Exercise objective
Write out the material exactly, leaving every picture behind.

The data
=====
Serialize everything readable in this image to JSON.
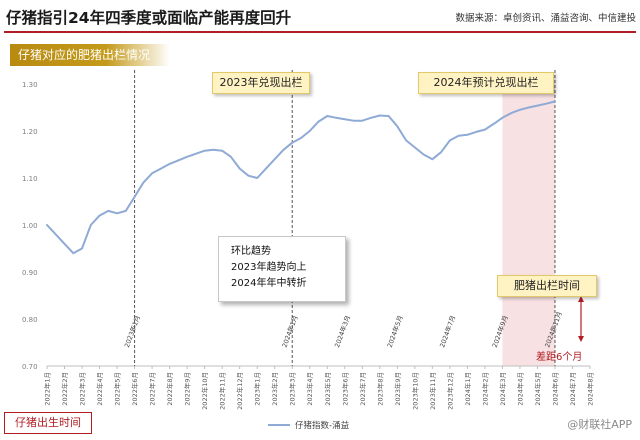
{
  "header": {
    "title": "仔猪指引24年四季度或面临产能再度回升",
    "source": "数据来源：卓创资讯、涌益咨询、中信建投"
  },
  "banner": {
    "label": "仔猪对应的肥猪出栏情况"
  },
  "annotations": {
    "tag_2023": "2023年兑现出栏",
    "tag_2024": "2024年预计兑现出栏",
    "tag_fatten": "肥猪出栏时间",
    "note_lines": [
      "环比趋势",
      "2023年趋势向上",
      "2024年年中转折"
    ],
    "lag_label": "差距6个月",
    "bottom_tag": "仔猪出生时间",
    "marker_2023_01": "2023年1月",
    "marker_2024_01": "2024年1月",
    "marker_2024_03": "2024年3月",
    "marker_2024_05": "2024年5月",
    "marker_2024_07": "2024年7月",
    "marker_2024_09": "2024年9月",
    "marker_2024_11": "2024年11月"
  },
  "watermark": "@财联社APP",
  "colors": {
    "line": "#8eaad5",
    "accent": "#b01e23",
    "banner": "#c49a1a",
    "shade": "#f8e1e3"
  },
  "chart_data": {
    "type": "line",
    "x": [
      "2022年1月",
      "2022年2月",
      "2022年3月",
      "2022年4月",
      "2022年5月",
      "2022年6月",
      "2022年7月",
      "2022年8月",
      "2022年9月",
      "2022年10月",
      "2022年11月",
      "2022年12月",
      "2023年1月",
      "2023年2月",
      "2023年3月",
      "2023年4月",
      "2023年5月",
      "2023年6月",
      "2023年7月",
      "2023年8月",
      "2023年9月",
      "2023年10月",
      "2023年11月",
      "2023年12月",
      "2024年1月",
      "2024年2月",
      "2024年3月",
      "2024年4月",
      "2024年5月",
      "2024年6月",
      "2024年7月",
      "2024年8月"
    ],
    "series": [
      {
        "name": "仔猪指数-涌益",
        "points": [
          [
            0,
            1.0
          ],
          [
            1,
            0.96
          ],
          [
            1.5,
            0.94
          ],
          [
            2,
            0.95
          ],
          [
            2.5,
            1.0
          ],
          [
            3,
            1.02
          ],
          [
            3.5,
            1.03
          ],
          [
            4,
            1.025
          ],
          [
            4.5,
            1.03
          ],
          [
            5,
            1.06
          ],
          [
            5.5,
            1.09
          ],
          [
            6,
            1.11
          ],
          [
            6.5,
            1.12
          ],
          [
            7,
            1.13
          ],
          [
            8,
            1.145
          ],
          [
            9,
            1.158
          ],
          [
            9.5,
            1.16
          ],
          [
            10,
            1.158
          ],
          [
            10.5,
            1.145
          ],
          [
            11,
            1.12
          ],
          [
            11.5,
            1.105
          ],
          [
            12,
            1.1
          ],
          [
            12.5,
            1.12
          ],
          [
            13,
            1.14
          ],
          [
            13.5,
            1.16
          ],
          [
            14,
            1.175
          ],
          [
            14.5,
            1.185
          ],
          [
            15,
            1.2
          ],
          [
            15.5,
            1.22
          ],
          [
            16,
            1.232
          ],
          [
            16.5,
            1.228
          ],
          [
            17,
            1.225
          ],
          [
            17.5,
            1.222
          ],
          [
            18,
            1.222
          ],
          [
            18.5,
            1.228
          ],
          [
            19,
            1.233
          ],
          [
            19.5,
            1.232
          ],
          [
            20,
            1.21
          ],
          [
            20.5,
            1.18
          ],
          [
            21,
            1.165
          ],
          [
            21.5,
            1.15
          ],
          [
            22,
            1.14
          ],
          [
            22.5,
            1.155
          ],
          [
            23,
            1.18
          ],
          [
            23.5,
            1.19
          ],
          [
            24,
            1.192
          ],
          [
            24.5,
            1.198
          ],
          [
            25,
            1.203
          ],
          [
            25.5,
            1.215
          ],
          [
            26,
            1.228
          ],
          [
            26.5,
            1.238
          ],
          [
            27,
            1.245
          ],
          [
            27.5,
            1.25
          ],
          [
            28,
            1.254
          ],
          [
            28.5,
            1.258
          ],
          [
            29,
            1.263
          ]
        ]
      }
    ],
    "yticks": [
      "0.70",
      "0.80",
      "0.90",
      "1.00",
      "1.10",
      "1.20",
      "1.30"
    ],
    "ylim": [
      0.7,
      1.3
    ],
    "dashed_markers": [
      5,
      14,
      29
    ],
    "shaded_range": [
      26,
      29
    ],
    "legend_position": "bottom-center",
    "grid": false
  }
}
=====
Reply to the task
Serialize everything readable in this image to JSON.
{
  "header": {
    "title": "仔猪指引24年四季度或面临产能再度回升",
    "source": "数据来源：卓创资讯、涌益咨询、中信建投"
  },
  "banner": {
    "label": "仔猪对应的肥猪出栏情况"
  },
  "annotations": {
    "tag_2023": "2023年兑现出栏",
    "tag_2024": "2024年预计兑现出栏",
    "tag_fatten": "肥猪出栏时间",
    "note_lines": [
      "环比趋势",
      "2023年趋势向上",
      "2024年年中转折"
    ],
    "lag_label": "差距6个月",
    "bottom_tag": "仔猪出生时间",
    "marker_2023_01": "2023年1月",
    "marker_2024_01": "2024年1月",
    "marker_2024_03": "2024年3月",
    "marker_2024_05": "2024年5月",
    "marker_2024_07": "2024年7月",
    "marker_2024_09": "2024年9月",
    "marker_2024_11": "2024年11月"
  },
  "watermark": "@财联社APP",
  "colors": {
    "line": "#8eaad5",
    "accent": "#b01e23",
    "banner": "#c49a1a",
    "shade": "#f8e1e3"
  },
  "chart_data": {
    "type": "line",
    "x": [
      "2022年1月",
      "2022年2月",
      "2022年3月",
      "2022年4月",
      "2022年5月",
      "2022年6月",
      "2022年7月",
      "2022年8月",
      "2022年9月",
      "2022年10月",
      "2022年11月",
      "2022年12月",
      "2023年1月",
      "2023年2月",
      "2023年3月",
      "2023年4月",
      "2023年5月",
      "2023年6月",
      "2023年7月",
      "2023年8月",
      "2023年9月",
      "2023年10月",
      "2023年11月",
      "2023年12月",
      "2024年1月",
      "2024年2月",
      "2024年3月",
      "2024年4月",
      "2024年5月",
      "2024年6月",
      "2024年7月",
      "2024年8月"
    ],
    "series": [
      {
        "name": "仔猪指数-涌益",
        "points": [
          [
            0,
            1.0
          ],
          [
            1,
            0.96
          ],
          [
            1.5,
            0.94
          ],
          [
            2,
            0.95
          ],
          [
            2.5,
            1.0
          ],
          [
            3,
            1.02
          ],
          [
            3.5,
            1.03
          ],
          [
            4,
            1.025
          ],
          [
            4.5,
            1.03
          ],
          [
            5,
            1.06
          ],
          [
            5.5,
            1.09
          ],
          [
            6,
            1.11
          ],
          [
            6.5,
            1.12
          ],
          [
            7,
            1.13
          ],
          [
            8,
            1.145
          ],
          [
            9,
            1.158
          ],
          [
            9.5,
            1.16
          ],
          [
            10,
            1.158
          ],
          [
            10.5,
            1.145
          ],
          [
            11,
            1.12
          ],
          [
            11.5,
            1.105
          ],
          [
            12,
            1.1
          ],
          [
            12.5,
            1.12
          ],
          [
            13,
            1.14
          ],
          [
            13.5,
            1.16
          ],
          [
            14,
            1.175
          ],
          [
            14.5,
            1.185
          ],
          [
            15,
            1.2
          ],
          [
            15.5,
            1.22
          ],
          [
            16,
            1.232
          ],
          [
            16.5,
            1.228
          ],
          [
            17,
            1.225
          ],
          [
            17.5,
            1.222
          ],
          [
            18,
            1.222
          ],
          [
            18.5,
            1.228
          ],
          [
            19,
            1.233
          ],
          [
            19.5,
            1.232
          ],
          [
            20,
            1.21
          ],
          [
            20.5,
            1.18
          ],
          [
            21,
            1.165
          ],
          [
            21.5,
            1.15
          ],
          [
            22,
            1.14
          ],
          [
            22.5,
            1.155
          ],
          [
            23,
            1.18
          ],
          [
            23.5,
            1.19
          ],
          [
            24,
            1.192
          ],
          [
            24.5,
            1.198
          ],
          [
            25,
            1.203
          ],
          [
            25.5,
            1.215
          ],
          [
            26,
            1.228
          ],
          [
            26.5,
            1.238
          ],
          [
            27,
            1.245
          ],
          [
            27.5,
            1.25
          ],
          [
            28,
            1.254
          ],
          [
            28.5,
            1.258
          ],
          [
            29,
            1.263
          ]
        ]
      }
    ],
    "yticks": [
      "0.70",
      "0.80",
      "0.90",
      "1.00",
      "1.10",
      "1.20",
      "1.30"
    ],
    "ylim": [
      0.7,
      1.3
    ],
    "dashed_markers": [
      5,
      14,
      29
    ],
    "shaded_range": [
      26,
      29
    ],
    "legend_position": "bottom-center",
    "grid": false
  }
}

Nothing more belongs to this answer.